> _DATA_

____________

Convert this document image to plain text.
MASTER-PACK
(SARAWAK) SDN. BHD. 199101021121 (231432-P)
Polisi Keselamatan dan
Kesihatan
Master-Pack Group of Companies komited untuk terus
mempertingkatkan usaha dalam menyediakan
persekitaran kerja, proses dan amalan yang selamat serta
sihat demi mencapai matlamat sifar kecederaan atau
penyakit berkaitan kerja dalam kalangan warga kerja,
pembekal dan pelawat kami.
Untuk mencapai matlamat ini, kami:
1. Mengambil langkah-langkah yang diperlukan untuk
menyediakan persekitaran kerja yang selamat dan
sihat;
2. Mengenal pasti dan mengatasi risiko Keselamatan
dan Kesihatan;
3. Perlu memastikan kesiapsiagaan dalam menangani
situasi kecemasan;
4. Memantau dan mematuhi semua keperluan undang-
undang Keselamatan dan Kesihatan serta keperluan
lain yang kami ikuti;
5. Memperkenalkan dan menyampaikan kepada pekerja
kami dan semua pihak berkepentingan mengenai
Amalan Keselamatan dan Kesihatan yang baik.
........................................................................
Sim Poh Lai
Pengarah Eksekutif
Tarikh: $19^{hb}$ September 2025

____________

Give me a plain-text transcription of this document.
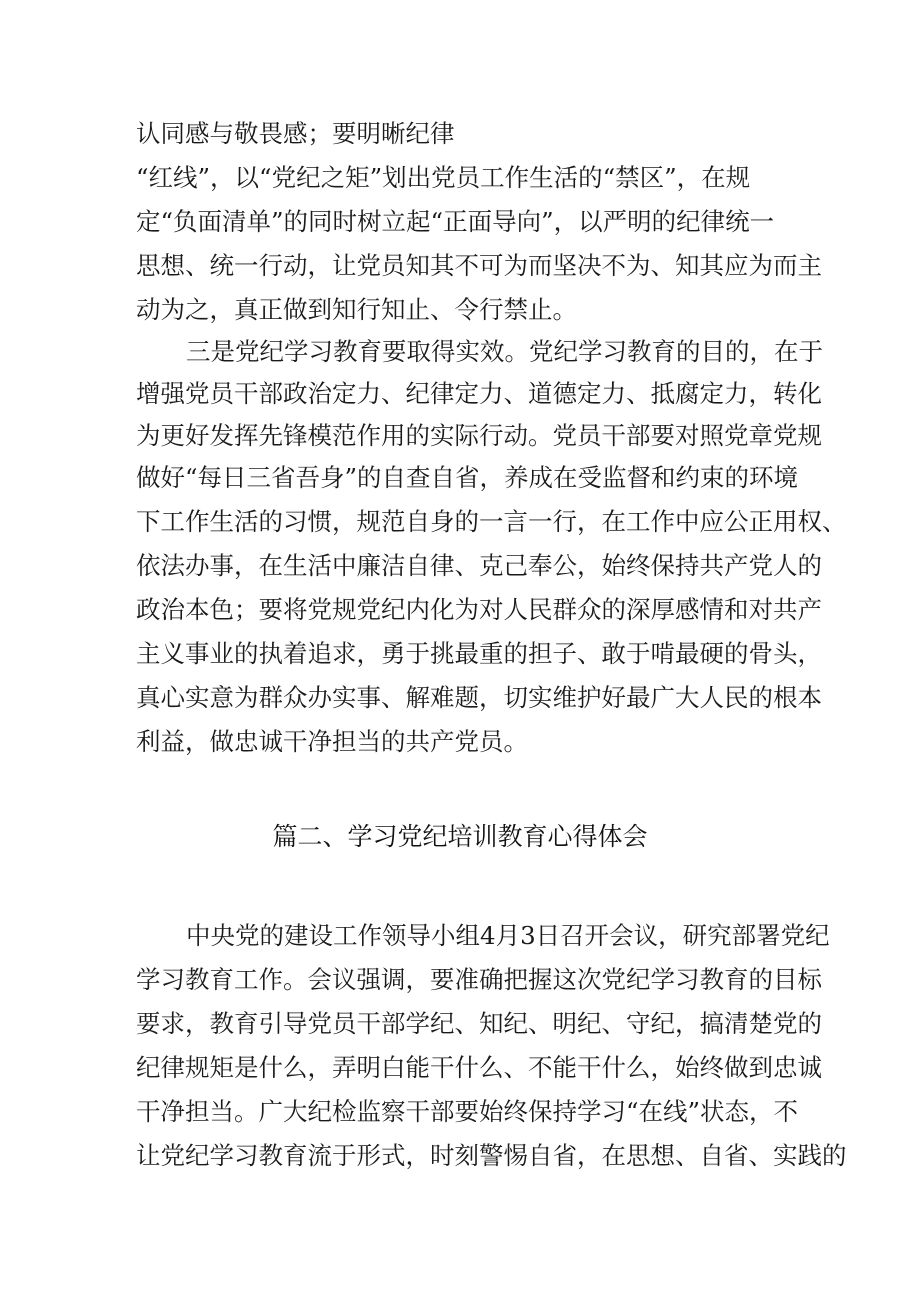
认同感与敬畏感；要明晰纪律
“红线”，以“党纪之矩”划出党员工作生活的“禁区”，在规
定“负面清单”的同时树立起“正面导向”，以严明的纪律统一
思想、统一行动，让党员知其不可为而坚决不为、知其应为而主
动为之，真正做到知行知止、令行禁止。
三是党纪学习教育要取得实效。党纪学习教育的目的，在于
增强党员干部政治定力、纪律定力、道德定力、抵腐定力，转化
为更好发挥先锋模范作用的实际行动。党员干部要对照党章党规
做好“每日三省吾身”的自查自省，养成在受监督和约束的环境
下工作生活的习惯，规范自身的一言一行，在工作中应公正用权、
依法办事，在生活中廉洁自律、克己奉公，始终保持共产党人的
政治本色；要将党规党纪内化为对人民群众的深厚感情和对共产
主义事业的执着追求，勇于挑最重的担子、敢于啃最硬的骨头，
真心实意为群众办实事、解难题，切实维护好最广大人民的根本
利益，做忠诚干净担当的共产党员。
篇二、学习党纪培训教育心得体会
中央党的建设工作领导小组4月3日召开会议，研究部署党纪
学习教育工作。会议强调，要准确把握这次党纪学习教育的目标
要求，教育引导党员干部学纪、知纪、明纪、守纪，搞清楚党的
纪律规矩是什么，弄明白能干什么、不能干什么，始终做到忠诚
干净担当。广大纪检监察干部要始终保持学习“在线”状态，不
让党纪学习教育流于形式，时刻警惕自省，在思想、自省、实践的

____________

> _WHAT NEEDS TO BE DONE_
Copy each line of the preceding data that contains the string "this".

> _PROBLEM SOLUTION_
Convert this document image to plain text.
Give me a plain-text transcription of this document.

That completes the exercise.